What the task requires.
Images are excluded; otherwise, output every record exactly.

----

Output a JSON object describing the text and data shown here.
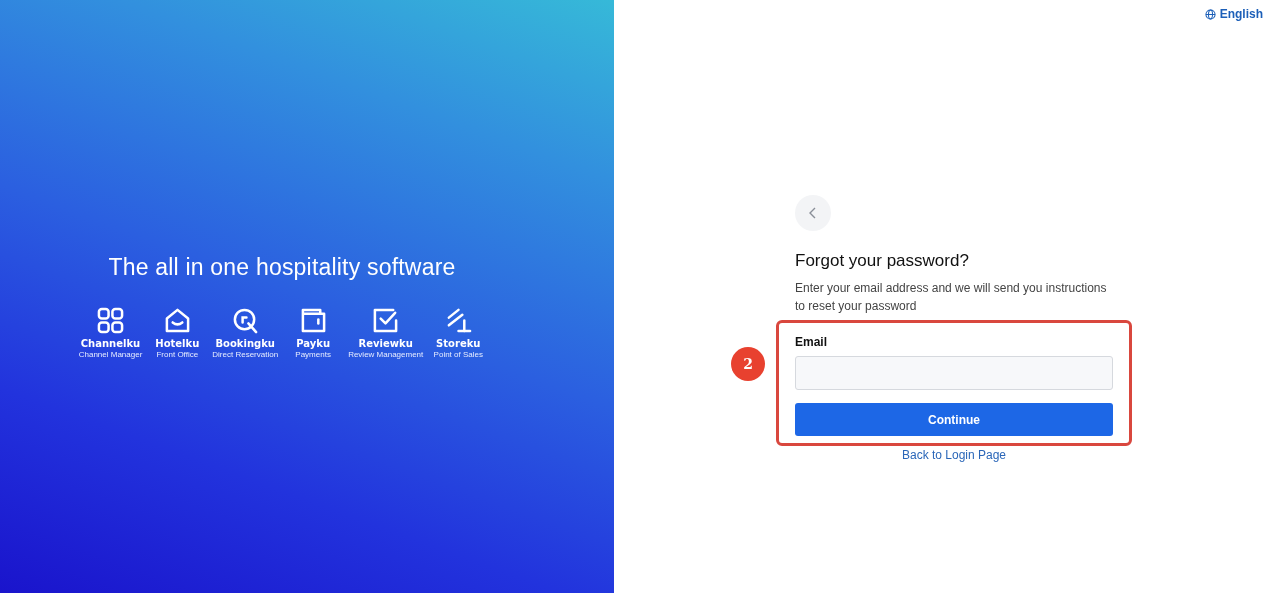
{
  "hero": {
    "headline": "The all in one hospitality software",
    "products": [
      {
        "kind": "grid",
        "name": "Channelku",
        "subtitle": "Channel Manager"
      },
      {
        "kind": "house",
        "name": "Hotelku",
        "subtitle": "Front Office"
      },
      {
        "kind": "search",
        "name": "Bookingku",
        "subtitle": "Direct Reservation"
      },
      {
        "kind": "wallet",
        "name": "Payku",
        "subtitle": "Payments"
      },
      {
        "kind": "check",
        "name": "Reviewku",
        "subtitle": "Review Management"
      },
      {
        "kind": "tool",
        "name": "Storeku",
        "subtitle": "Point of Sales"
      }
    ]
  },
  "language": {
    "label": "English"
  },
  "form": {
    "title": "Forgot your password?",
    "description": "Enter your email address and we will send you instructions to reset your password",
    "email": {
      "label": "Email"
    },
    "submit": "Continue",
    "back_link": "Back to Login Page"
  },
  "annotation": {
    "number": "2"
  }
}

----

Final answer.
Output a JSON object describing the text and data shown here.
{
  "hero": {
    "headline": "The all in one hospitality software",
    "products": [
      {
        "kind": "grid",
        "name": "Channelku",
        "subtitle": "Channel Manager"
      },
      {
        "kind": "house",
        "name": "Hotelku",
        "subtitle": "Front Office"
      },
      {
        "kind": "search",
        "name": "Bookingku",
        "subtitle": "Direct Reservation"
      },
      {
        "kind": "wallet",
        "name": "Payku",
        "subtitle": "Payments"
      },
      {
        "kind": "check",
        "name": "Reviewku",
        "subtitle": "Review Management"
      },
      {
        "kind": "tool",
        "name": "Storeku",
        "subtitle": "Point of Sales"
      }
    ]
  },
  "language": {
    "label": "English"
  },
  "form": {
    "title": "Forgot your password?",
    "description": "Enter your email address and we will send you instructions to reset your password",
    "email": {
      "label": "Email"
    },
    "submit": "Continue",
    "back_link": "Back to Login Page"
  },
  "annotation": {
    "number": "2"
  }
}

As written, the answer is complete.